Bounding box prediction data
..........
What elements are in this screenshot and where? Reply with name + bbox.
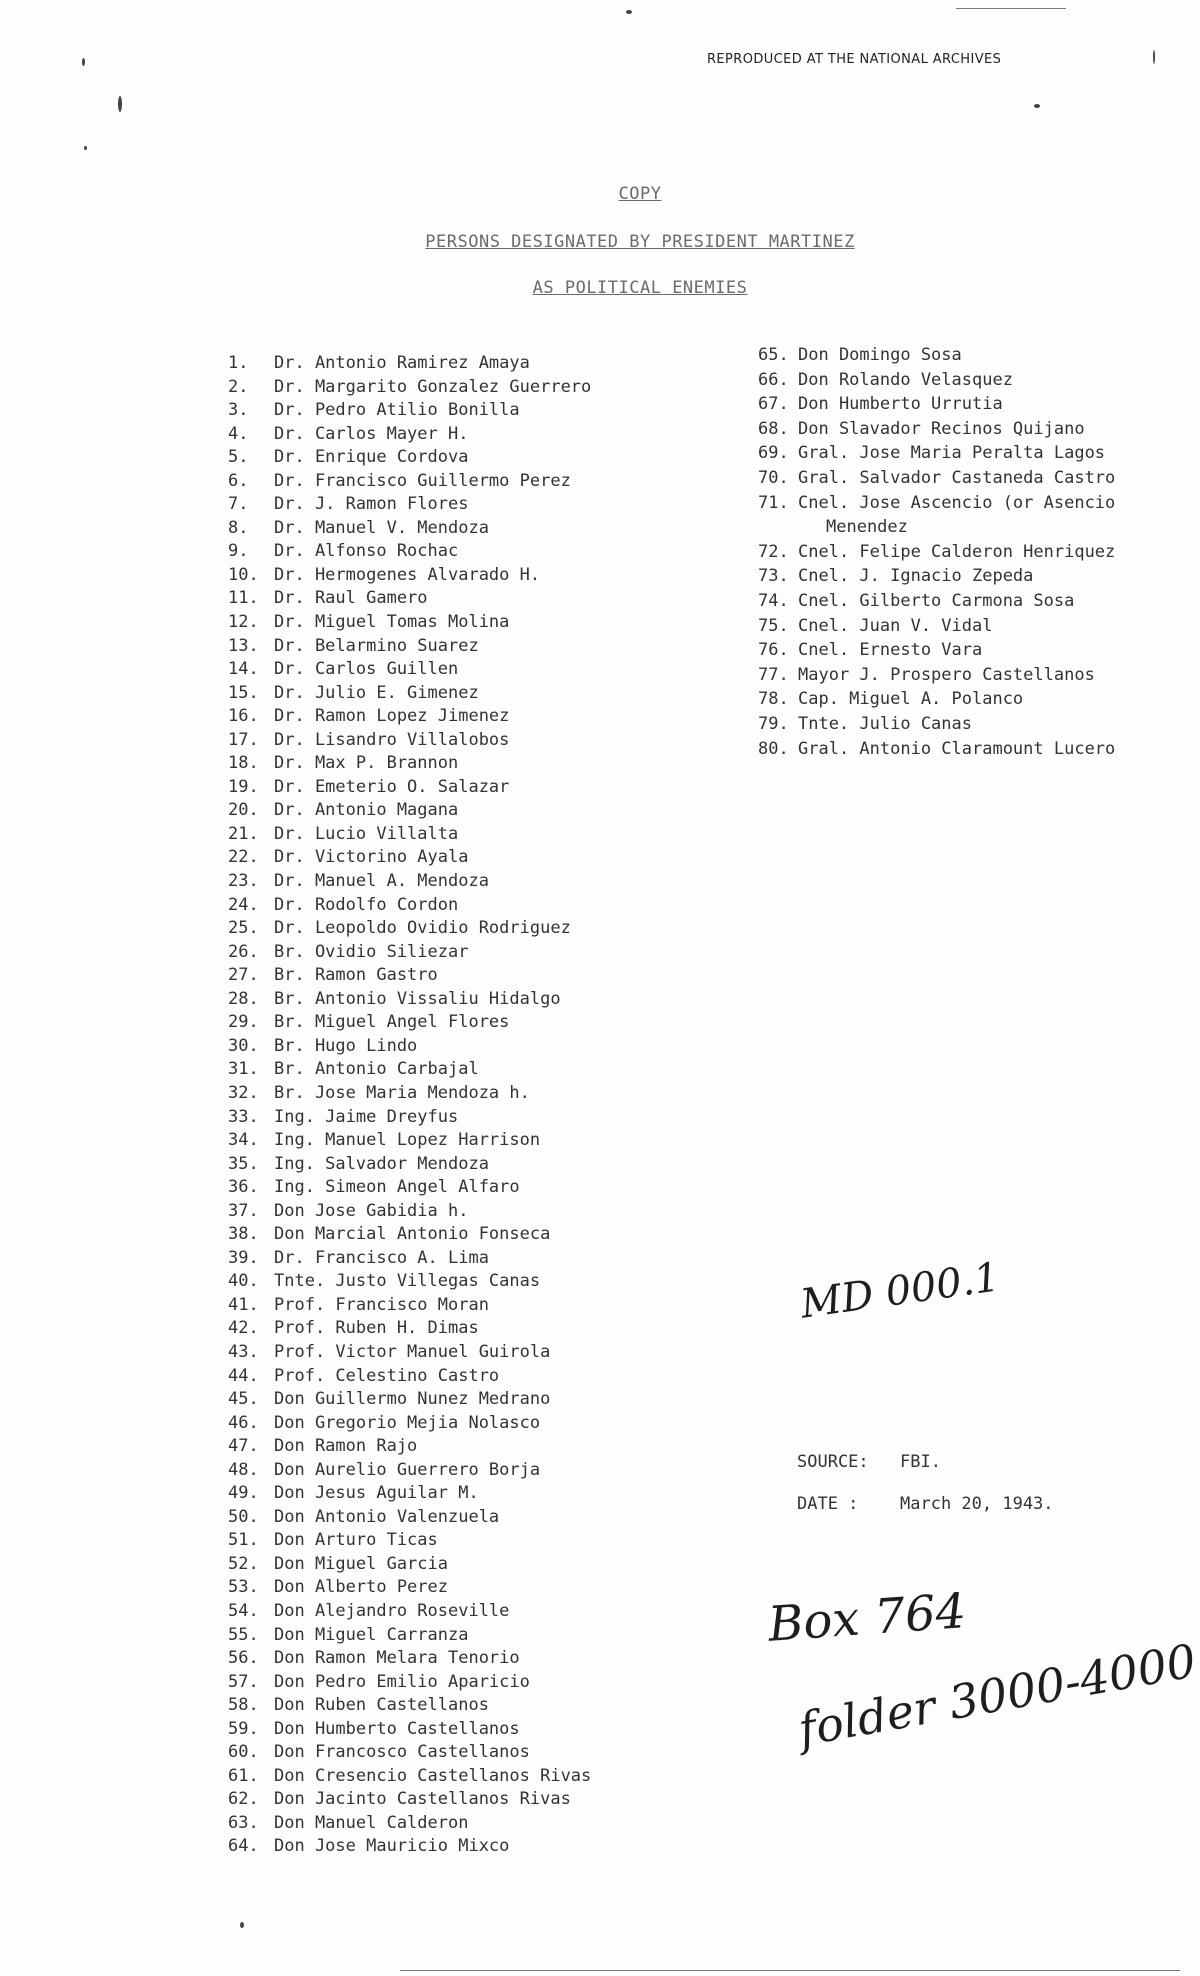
- list-item: [228, 705, 591, 729]
- entry-number: 11.: [228, 588, 259, 609]
- entry-number: 77.: [758, 664, 789, 685]
- entry-name: Don Aurelio Guerrero Borja: [274, 1459, 541, 1480]
- source-line: [797, 1452, 941, 1472]
- list-item: [228, 493, 591, 517]
- entry-number: 67.: [758, 394, 789, 415]
- list-item: [228, 988, 591, 1012]
- entry-number: 19.: [228, 776, 259, 797]
- entry-name: Don Humberto Castellanos: [274, 1718, 520, 1739]
- entry-number: 38.: [228, 1224, 259, 1245]
- entry-name: Dr. Manuel V. Mendoza: [274, 517, 489, 538]
- entry-name: Don Miguel Carranza: [274, 1624, 469, 1645]
- list-item: [228, 894, 591, 918]
- entry-name: Dr. Francisco Guillermo Perez: [274, 470, 571, 491]
- entry-number: 46.: [228, 1412, 259, 1433]
- entry-name: Don Francosco Castellanos: [274, 1742, 530, 1763]
- entry-number: 37.: [228, 1200, 259, 1221]
- entry-number: 29.: [228, 1012, 259, 1033]
- entry-name: Dr. Manuel A. Mendoza: [274, 871, 489, 892]
- entry-name: Br. Hugo Lindo: [274, 1035, 418, 1056]
- entry-name: Don Jose Gabidia h.: [274, 1200, 469, 1221]
- entry-number: 70.: [758, 467, 789, 488]
- list-item: [758, 737, 1188, 762]
- scan-speck: [1153, 50, 1155, 64]
- list-item: [228, 729, 591, 753]
- entry-number: 45.: [228, 1389, 259, 1410]
- document-title: PERSONS DESIGNATED BY PRESIDENT MARTINEZ: [425, 232, 855, 252]
- entry-number: 73.: [758, 566, 789, 587]
- entry-name: Don Pedro Emilio Aparicio: [274, 1671, 530, 1692]
- list-item: [228, 470, 591, 494]
- list-item: [228, 776, 591, 800]
- list-item: [228, 352, 591, 376]
- entry-number: 24.: [228, 894, 259, 915]
- entry-name: Ing. Manuel Lopez Harrison: [274, 1130, 541, 1151]
- entry-number: 65.: [758, 345, 789, 365]
- list-item: [228, 870, 591, 894]
- entry-number: 32.: [228, 1082, 259, 1103]
- entry-name: Don Jacinto Castellanos Rivas: [274, 1789, 571, 1810]
- list-item: [758, 638, 1188, 663]
- entry-name: Gral. Salvador Castaneda Castro: [798, 467, 1116, 488]
- list-item: [228, 1200, 591, 1224]
- list-item: [228, 1576, 591, 1600]
- entry-number: 15.: [228, 682, 259, 703]
- list-item: [228, 1270, 591, 1294]
- list-item: [228, 1035, 591, 1059]
- entry-number: 69.: [758, 443, 789, 464]
- entry-name: Dr. Francisco A. Lima: [274, 1247, 489, 1268]
- entry-name: Dr. Alfonso Rochac: [274, 541, 459, 562]
- handwritten-folder-number: folder 3000-4000: [794, 1633, 1200, 1757]
- entry-number: 74.: [758, 590, 789, 611]
- list-item: [758, 392, 1188, 417]
- entry-name: Gral. Antonio Claramount Lucero: [798, 738, 1116, 759]
- entry-name: Don Jesus Aguilar M.: [274, 1483, 479, 1504]
- entry-name: Br. Ramon Gastro: [274, 965, 438, 986]
- list-item: [228, 1435, 591, 1459]
- entry-number: 31.: [228, 1059, 259, 1080]
- entry-number: 79.: [758, 713, 789, 734]
- entry-number: 36.: [228, 1177, 259, 1198]
- date-line: [797, 1494, 1054, 1514]
- scan-speck: [1034, 104, 1040, 108]
- list-item: [228, 517, 591, 541]
- list-item: [228, 1153, 591, 1177]
- list-item: [228, 1718, 591, 1742]
- list-item: [758, 687, 1188, 712]
- entry-number: 55.: [228, 1624, 259, 1645]
- document-subtitle: AS POLITICAL ENEMIES: [532, 278, 748, 298]
- entry-name: Dr. Raul Gamero: [274, 588, 428, 609]
- scan-edge-top: [956, 8, 1066, 9]
- entry-name: Cnel. Jose Ascencio (or Asencio: [798, 492, 1116, 513]
- entry-number: 10.: [228, 564, 259, 585]
- entry-name: Don Guillermo Nunez Medrano: [274, 1389, 551, 1410]
- list-item: [228, 1294, 591, 1318]
- entry-name: Dr. Antonio Ramirez Amaya: [274, 353, 530, 373]
- entry-number: 56.: [228, 1648, 259, 1669]
- list-item: [228, 1365, 591, 1389]
- list-item: [228, 1129, 591, 1153]
- entry-name: Br. Miguel Angel Flores: [274, 1012, 510, 1033]
- entry-number: 52.: [228, 1553, 259, 1574]
- list-item: [228, 1082, 591, 1106]
- entry-number: 58.: [228, 1695, 259, 1716]
- list-item: [228, 423, 591, 447]
- entry-name: Mayor J. Prospero Castellanos: [798, 664, 1095, 685]
- list-item: [228, 1011, 591, 1035]
- entry-name: Dr. Antonio Magana: [274, 800, 459, 821]
- list-item: [758, 614, 1188, 639]
- list-item: [758, 540, 1188, 565]
- entry-name: Don Humberto Urrutia: [798, 394, 1003, 415]
- entry-name: Cnel. Ernesto Vara: [798, 640, 983, 661]
- entry-number: 7.: [228, 494, 249, 515]
- date-label: DATE :: [797, 1494, 859, 1514]
- entry-name: Prof. Victor Manuel Guirola: [274, 1341, 551, 1362]
- entry-number: 63.: [228, 1812, 259, 1833]
- entry-number: 68.: [758, 418, 789, 439]
- entry-name: Cnel. J. Ignacio Zepeda: [798, 566, 1034, 587]
- handwritten-file-number: MD 000.1: [797, 1254, 1003, 1328]
- entry-name: Don Ruben Castellanos: [274, 1695, 489, 1716]
- entry-name: Dr. Hermogenes Alvarado H.: [274, 564, 541, 585]
- entry-name: Dr. Enrique Cordova: [274, 447, 469, 468]
- entry-number: 30.: [228, 1035, 259, 1056]
- entry-name: Don Cresencio Castellanos Rivas: [274, 1765, 592, 1786]
- list-item: [228, 564, 591, 588]
- entry-name: Ing. Simeon Angel Alfaro: [274, 1177, 520, 1198]
- entry-number: 47.: [228, 1436, 259, 1457]
- entry-number: 35.: [228, 1153, 259, 1174]
- entry-number: 44.: [228, 1365, 259, 1386]
- list-item: [228, 1412, 591, 1436]
- entry-number: 17.: [228, 729, 259, 750]
- entry-number: 16.: [228, 706, 259, 727]
- list-item: [228, 1671, 591, 1695]
- entry-name: Br. Ovidio Siliezar: [274, 941, 469, 962]
- scan-edge-bottom: [400, 1970, 1180, 1971]
- entry-number: 2.: [228, 376, 249, 397]
- entry-name: Don Slavador Recinos Quijano: [798, 418, 1085, 439]
- entry-number: 75.: [758, 615, 789, 636]
- entry-number: 66.: [758, 369, 789, 390]
- entry-name: Prof. Celestino Castro: [274, 1365, 500, 1386]
- list-item: [228, 1388, 591, 1412]
- entry-name: Dr. Emeterio O. Salazar: [274, 776, 510, 797]
- entry-name: Don Jose Mauricio Mixco: [274, 1836, 510, 1857]
- entry-number: 49.: [228, 1483, 259, 1504]
- entry-number: 62.: [228, 1789, 259, 1810]
- list-item: [228, 1553, 591, 1577]
- list-item: [228, 846, 591, 870]
- entry-number: 59.: [228, 1718, 259, 1739]
- source-label: SOURCE:: [797, 1452, 869, 1472]
- entry-number: 40.: [228, 1271, 259, 1292]
- entry-number: 78.: [758, 689, 789, 710]
- list-item: [228, 1788, 591, 1812]
- list-item: [228, 823, 591, 847]
- list-item: [758, 417, 1188, 442]
- entry-number: 9.: [228, 541, 249, 562]
- entry-name: Dr. Ramon Lopez Jimenez: [274, 706, 510, 727]
- entry-name: Cap. Miguel A. Polanco: [798, 689, 1024, 710]
- entry-continuation: Menendez: [826, 517, 908, 538]
- list-item: [228, 1341, 591, 1365]
- list-item: [228, 964, 591, 988]
- entry-name: Cnel. Gilberto Carmona Sosa: [798, 590, 1075, 611]
- entry-name: Don Ramon Melara Tenorio: [274, 1648, 520, 1669]
- entry-name: Ing. Jaime Dreyfus: [274, 1106, 459, 1127]
- list-item: [228, 399, 591, 423]
- entry-name: Dr. J. Ramon Flores: [274, 494, 469, 515]
- entry-number: 6.: [228, 470, 249, 491]
- entry-number: 21.: [228, 823, 259, 844]
- entry-name: Don Manuel Calderon: [274, 1812, 469, 1833]
- entry-name: Tnte. Julio Canas: [798, 713, 972, 734]
- list-item: [758, 663, 1188, 688]
- entry-name: Don Ramon Rajo: [274, 1436, 418, 1457]
- entry-number: 61.: [228, 1765, 259, 1786]
- scan-speck: [84, 146, 87, 150]
- scan-speck: [118, 96, 122, 112]
- entry-name: Dr. Carlos Mayer H.: [274, 423, 469, 444]
- entry-number: 57.: [228, 1671, 259, 1692]
- entry-number: 76.: [758, 640, 789, 661]
- entry-number: 33.: [228, 1106, 259, 1127]
- list-item: [228, 682, 591, 706]
- list-item: [228, 376, 591, 400]
- list-item: [228, 1835, 591, 1859]
- list-item: [228, 752, 591, 776]
- entry-number: 3.: [228, 400, 249, 421]
- entry-number: 25.: [228, 918, 259, 939]
- entry-number: 50.: [228, 1506, 259, 1527]
- entry-number: 1.: [228, 353, 249, 373]
- entry-number: 23.: [228, 871, 259, 892]
- list-item: [758, 491, 1188, 516]
- entry-name: Dr. Victorino Ayala: [274, 847, 469, 868]
- list-item: [758, 466, 1188, 491]
- entry-name: Ing. Salvador Mendoza: [274, 1153, 489, 1174]
- entry-number: 5.: [228, 447, 249, 468]
- entry-number: 4.: [228, 423, 249, 444]
- list-item: [228, 917, 591, 941]
- list-item: [228, 1529, 591, 1553]
- list-item: [228, 1694, 591, 1718]
- entry-number: 34.: [228, 1130, 259, 1151]
- source-value: FBI.: [900, 1452, 941, 1472]
- entry-name: Dr. Margarito Gonzalez Guerrero: [274, 376, 592, 397]
- list-item: [228, 540, 591, 564]
- scan-speck: [626, 10, 632, 14]
- list-item: [228, 1482, 591, 1506]
- scan-speck: [82, 58, 85, 66]
- entry-name: Cnel. Juan V. Vidal: [798, 615, 993, 636]
- entry-name: Dr. Leopoldo Ovidio Rodriguez: [274, 918, 571, 939]
- entry-name: Don Marcial Antonio Fonseca: [274, 1224, 551, 1245]
- list-item: [758, 343, 1188, 368]
- entry-number: 51.: [228, 1530, 259, 1551]
- list-item: [758, 441, 1188, 466]
- entry-number: 8.: [228, 517, 249, 538]
- entry-name: Tnte. Justo Villegas Canas: [274, 1271, 541, 1292]
- list-item: [758, 564, 1188, 589]
- list-item: [758, 712, 1188, 737]
- entry-name: Dr. Max P. Brannon: [274, 753, 459, 774]
- entry-name: Dr. Julio E. Gimenez: [274, 682, 479, 703]
- names-list-right: [758, 343, 1188, 761]
- entry-number: 20.: [228, 800, 259, 821]
- list-item: [228, 1058, 591, 1082]
- entry-name: Don Rolando Velasquez: [798, 369, 1013, 390]
- scan-speck: [240, 1922, 244, 1928]
- entry-name: Dr. Miguel Tomas Molina: [274, 612, 510, 633]
- entry-name: Dr. Pedro Atilio Bonilla: [274, 400, 520, 421]
- entry-name: Don Antonio Valenzuela: [274, 1506, 500, 1527]
- entry-name: Don Domingo Sosa: [798, 345, 962, 365]
- list-item: [228, 1459, 591, 1483]
- list-item: [228, 799, 591, 823]
- entry-number: 48.: [228, 1459, 259, 1480]
- list-item: [228, 1176, 591, 1200]
- entry-name: Don Gregorio Mejia Nolasco: [274, 1412, 541, 1433]
- entry-number: 28.: [228, 988, 259, 1009]
- entry-name: Cnel. Felipe Calderon Henriquez: [798, 541, 1116, 562]
- list-item: [228, 635, 591, 659]
- list-item: [228, 1106, 591, 1130]
- entry-name: Don Alberto Perez: [274, 1577, 448, 1598]
- list-item: [758, 368, 1188, 393]
- entry-number: 26.: [228, 941, 259, 962]
- list-item: [228, 941, 591, 965]
- entry-name: Br. Antonio Carbajal: [274, 1059, 479, 1080]
- list-item: [228, 658, 591, 682]
- list-item: [228, 1812, 591, 1836]
- list-item: [228, 1624, 591, 1648]
- entry-number: 80.: [758, 738, 789, 759]
- archives-stamp: REPRODUCED AT THE NATIONAL ARCHIVES: [707, 52, 1002, 67]
- entry-name: Gral. Jose Maria Peralta Lagos: [798, 443, 1106, 464]
- list-item: [228, 587, 591, 611]
- entry-number: 18.: [228, 753, 259, 774]
- list-item: [228, 1247, 591, 1271]
- entry-number: 64.: [228, 1836, 259, 1857]
- entry-number: 39.: [228, 1247, 259, 1268]
- entry-name: Dr. Belarmino Suarez: [274, 635, 479, 656]
- entry-number: 22.: [228, 847, 259, 868]
- entry-name: Dr. Lisandro Villalobos: [274, 729, 510, 750]
- handwritten-box-number: Box 764: [766, 1583, 968, 1653]
- entry-name: Dr. Carlos Guillen: [274, 659, 459, 680]
- entry-number: 14.: [228, 659, 259, 680]
- entry-number: 43.: [228, 1341, 259, 1362]
- list-item: [228, 1317, 591, 1341]
- entry-number: 71.: [758, 492, 789, 513]
- date-value: March 20, 1943.: [900, 1494, 1054, 1514]
- entry-name: Dr. Rodolfo Cordon: [274, 894, 459, 915]
- entry-name: Br. Jose Maria Mendoza h.: [274, 1082, 530, 1103]
- entry-number: 41.: [228, 1294, 259, 1315]
- entry-number: 60.: [228, 1742, 259, 1763]
- entry-number: 13.: [228, 635, 259, 656]
- entry-number: 72.: [758, 541, 789, 562]
- list-item: [228, 1600, 591, 1624]
- list-item: [758, 589, 1188, 614]
- copy-heading: COPY: [618, 184, 662, 204]
- entry-number: 42.: [228, 1318, 259, 1339]
- entry-number: 27.: [228, 965, 259, 986]
- entry-name: Dr. Lucio Villalta: [274, 823, 459, 844]
- entry-name: Prof. Francisco Moran: [274, 1294, 489, 1315]
- entry-name: Prof. Ruben H. Dimas: [274, 1318, 479, 1339]
- names-list-left: [228, 352, 591, 1859]
- entry-number: 53.: [228, 1577, 259, 1598]
- list-item: [228, 1765, 591, 1789]
- entry-name: Don Alejandro Roseville: [274, 1600, 510, 1621]
- entry-number: 12.: [228, 612, 259, 633]
- list-item: [228, 611, 591, 635]
- entry-name: Don Miguel Garcia: [274, 1553, 448, 1574]
- entry-number: 54.: [228, 1600, 259, 1621]
- entry-name: Br. Antonio Vissaliu Hidalgo: [274, 988, 561, 1009]
- list-item: [228, 1647, 591, 1671]
- list-item: [228, 1741, 591, 1765]
- list-item: [228, 446, 591, 470]
- entry-name: Don Arturo Ticas: [274, 1530, 438, 1551]
- list-item: [228, 1506, 591, 1530]
- list-item: [228, 1223, 591, 1247]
..........
What you have to do - Tell how many lines of the data include the word "Humberto", without any other words.

Solution - 2